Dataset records
..........

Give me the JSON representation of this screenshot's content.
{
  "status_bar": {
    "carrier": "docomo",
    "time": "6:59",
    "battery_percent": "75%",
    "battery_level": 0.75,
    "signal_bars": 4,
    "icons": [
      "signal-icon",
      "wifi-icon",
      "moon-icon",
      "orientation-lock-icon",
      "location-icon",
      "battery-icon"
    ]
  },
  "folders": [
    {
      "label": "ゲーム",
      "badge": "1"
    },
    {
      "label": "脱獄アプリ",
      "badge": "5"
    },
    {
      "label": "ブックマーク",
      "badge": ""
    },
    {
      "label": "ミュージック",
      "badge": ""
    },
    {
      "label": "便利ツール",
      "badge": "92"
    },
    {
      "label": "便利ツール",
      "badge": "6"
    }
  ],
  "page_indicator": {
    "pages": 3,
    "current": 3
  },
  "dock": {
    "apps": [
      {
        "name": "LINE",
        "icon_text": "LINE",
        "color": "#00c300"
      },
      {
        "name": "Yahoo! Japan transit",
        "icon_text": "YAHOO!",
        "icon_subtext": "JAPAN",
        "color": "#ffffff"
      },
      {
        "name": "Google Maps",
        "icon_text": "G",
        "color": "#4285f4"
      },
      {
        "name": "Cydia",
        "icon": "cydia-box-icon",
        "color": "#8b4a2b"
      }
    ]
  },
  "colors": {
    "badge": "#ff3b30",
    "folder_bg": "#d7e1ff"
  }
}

..........

[What this task involves]
Above are the records; retype them all without a single difference.

[Response]
Give me the JSON representation of this screenshot's content.
{
  "status_bar": {
    "carrier": "docomo",
    "time": "6:59",
    "battery_percent": "75%",
    "battery_level": 0.75,
    "signal_bars": 4,
    "icons": [
      "signal-icon",
      "wifi-icon",
      "moon-icon",
      "orientation-lock-icon",
      "location-icon",
      "battery-icon"
    ]
  },
  "folders": [
    {
      "label": "ゲーム",
      "badge": "1"
    },
    {
      "label": "脱獄アプリ",
      "badge": "5"
    },
    {
      "label": "ブックマーク",
      "badge": ""
    },
    {
      "label": "ミュージック",
      "badge": ""
    },
    {
      "label": "便利ツール",
      "badge": "92"
    },
    {
      "label": "便利ツール",
      "badge": "6"
    }
  ],
  "page_indicator": {
    "pages": 3,
    "current": 3
  },
  "dock": {
    "apps": [
      {
        "name": "LINE",
        "icon_text": "LINE",
        "color": "#00c300"
      },
      {
        "name": "Yahoo! Japan transit",
        "icon_text": "YAHOO!",
        "icon_subtext": "JAPAN",
        "color": "#ffffff"
      },
      {
        "name": "Google Maps",
        "icon_text": "G",
        "color": "#4285f4"
      },
      {
        "name": "Cydia",
        "icon": "cydia-box-icon",
        "color": "#8b4a2b"
      }
    ]
  },
  "colors": {
    "badge": "#ff3b30",
    "folder_bg": "#d7e1ff"
  }
}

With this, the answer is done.